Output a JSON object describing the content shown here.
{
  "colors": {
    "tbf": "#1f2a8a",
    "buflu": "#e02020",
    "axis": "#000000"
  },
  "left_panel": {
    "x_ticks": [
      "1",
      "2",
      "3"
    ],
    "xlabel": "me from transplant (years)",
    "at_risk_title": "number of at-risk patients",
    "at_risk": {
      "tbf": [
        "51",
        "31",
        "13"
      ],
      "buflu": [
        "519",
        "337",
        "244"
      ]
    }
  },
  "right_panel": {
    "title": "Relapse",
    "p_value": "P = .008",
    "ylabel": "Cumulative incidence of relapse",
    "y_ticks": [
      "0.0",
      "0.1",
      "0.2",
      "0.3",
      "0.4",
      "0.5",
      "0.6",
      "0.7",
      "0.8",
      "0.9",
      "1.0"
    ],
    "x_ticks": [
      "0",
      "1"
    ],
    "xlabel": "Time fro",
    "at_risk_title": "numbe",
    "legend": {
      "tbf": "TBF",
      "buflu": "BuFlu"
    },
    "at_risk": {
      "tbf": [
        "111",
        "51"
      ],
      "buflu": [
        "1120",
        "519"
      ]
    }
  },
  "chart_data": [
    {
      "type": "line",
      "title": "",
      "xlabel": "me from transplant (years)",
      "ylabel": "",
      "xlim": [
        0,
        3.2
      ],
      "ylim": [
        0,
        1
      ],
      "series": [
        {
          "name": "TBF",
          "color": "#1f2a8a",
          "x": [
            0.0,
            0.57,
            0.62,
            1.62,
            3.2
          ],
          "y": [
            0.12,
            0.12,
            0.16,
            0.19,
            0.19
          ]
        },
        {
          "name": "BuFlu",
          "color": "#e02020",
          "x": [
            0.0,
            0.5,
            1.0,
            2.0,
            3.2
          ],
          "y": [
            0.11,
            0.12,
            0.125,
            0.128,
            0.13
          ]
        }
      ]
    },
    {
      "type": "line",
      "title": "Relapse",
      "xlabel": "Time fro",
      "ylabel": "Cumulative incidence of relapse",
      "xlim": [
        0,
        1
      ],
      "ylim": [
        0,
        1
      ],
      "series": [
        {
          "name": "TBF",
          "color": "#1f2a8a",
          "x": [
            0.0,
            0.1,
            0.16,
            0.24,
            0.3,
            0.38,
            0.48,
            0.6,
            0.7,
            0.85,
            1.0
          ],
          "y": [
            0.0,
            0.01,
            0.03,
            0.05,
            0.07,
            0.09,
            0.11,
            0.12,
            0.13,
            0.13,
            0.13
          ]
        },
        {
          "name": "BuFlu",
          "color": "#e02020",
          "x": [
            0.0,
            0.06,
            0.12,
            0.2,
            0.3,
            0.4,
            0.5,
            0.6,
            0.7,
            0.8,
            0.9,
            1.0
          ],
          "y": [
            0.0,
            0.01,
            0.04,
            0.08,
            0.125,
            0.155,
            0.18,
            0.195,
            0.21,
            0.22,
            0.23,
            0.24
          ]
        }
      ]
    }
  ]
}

## [PROBLEM STATEMENT]
Please reproduce the material in its entirety, exactly as it stands.

## [SOLUTION TO THE PROBLEM]
Output a JSON object describing the content shown here.
{
  "colors": {
    "tbf": "#1f2a8a",
    "buflu": "#e02020",
    "axis": "#000000"
  },
  "left_panel": {
    "x_ticks": [
      "1",
      "2",
      "3"
    ],
    "xlabel": "me from transplant (years)",
    "at_risk_title": "number of at-risk patients",
    "at_risk": {
      "tbf": [
        "51",
        "31",
        "13"
      ],
      "buflu": [
        "519",
        "337",
        "244"
      ]
    }
  },
  "right_panel": {
    "title": "Relapse",
    "p_value": "P = .008",
    "ylabel": "Cumulative incidence of relapse",
    "y_ticks": [
      "0.0",
      "0.1",
      "0.2",
      "0.3",
      "0.4",
      "0.5",
      "0.6",
      "0.7",
      "0.8",
      "0.9",
      "1.0"
    ],
    "x_ticks": [
      "0",
      "1"
    ],
    "xlabel": "Time fro",
    "at_risk_title": "numbe",
    "legend": {
      "tbf": "TBF",
      "buflu": "BuFlu"
    },
    "at_risk": {
      "tbf": [
        "111",
        "51"
      ],
      "buflu": [
        "1120",
        "519"
      ]
    }
  },
  "chart_data": [
    {
      "type": "line",
      "title": "",
      "xlabel": "me from transplant (years)",
      "ylabel": "",
      "xlim": [
        0,
        3.2
      ],
      "ylim": [
        0,
        1
      ],
      "series": [
        {
          "name": "TBF",
          "color": "#1f2a8a",
          "x": [
            0.0,
            0.57,
            0.62,
            1.62,
            3.2
          ],
          "y": [
            0.12,
            0.12,
            0.16,
            0.19,
            0.19
          ]
        },
        {
          "name": "BuFlu",
          "color": "#e02020",
          "x": [
            0.0,
            0.5,
            1.0,
            2.0,
            3.2
          ],
          "y": [
            0.11,
            0.12,
            0.125,
            0.128,
            0.13
          ]
        }
      ]
    },
    {
      "type": "line",
      "title": "Relapse",
      "xlabel": "Time fro",
      "ylabel": "Cumulative incidence of relapse",
      "xlim": [
        0,
        1
      ],
      "ylim": [
        0,
        1
      ],
      "series": [
        {
          "name": "TBF",
          "color": "#1f2a8a",
          "x": [
            0.0,
            0.1,
            0.16,
            0.24,
            0.3,
            0.38,
            0.48,
            0.6,
            0.7,
            0.85,
            1.0
          ],
          "y": [
            0.0,
            0.01,
            0.03,
            0.05,
            0.07,
            0.09,
            0.11,
            0.12,
            0.13,
            0.13,
            0.13
          ]
        },
        {
          "name": "BuFlu",
          "color": "#e02020",
          "x": [
            0.0,
            0.06,
            0.12,
            0.2,
            0.3,
            0.4,
            0.5,
            0.6,
            0.7,
            0.8,
            0.9,
            1.0
          ],
          "y": [
            0.0,
            0.01,
            0.04,
            0.08,
            0.125,
            0.155,
            0.18,
            0.195,
            0.21,
            0.22,
            0.23,
            0.24
          ]
        }
      ]
    }
  ]
}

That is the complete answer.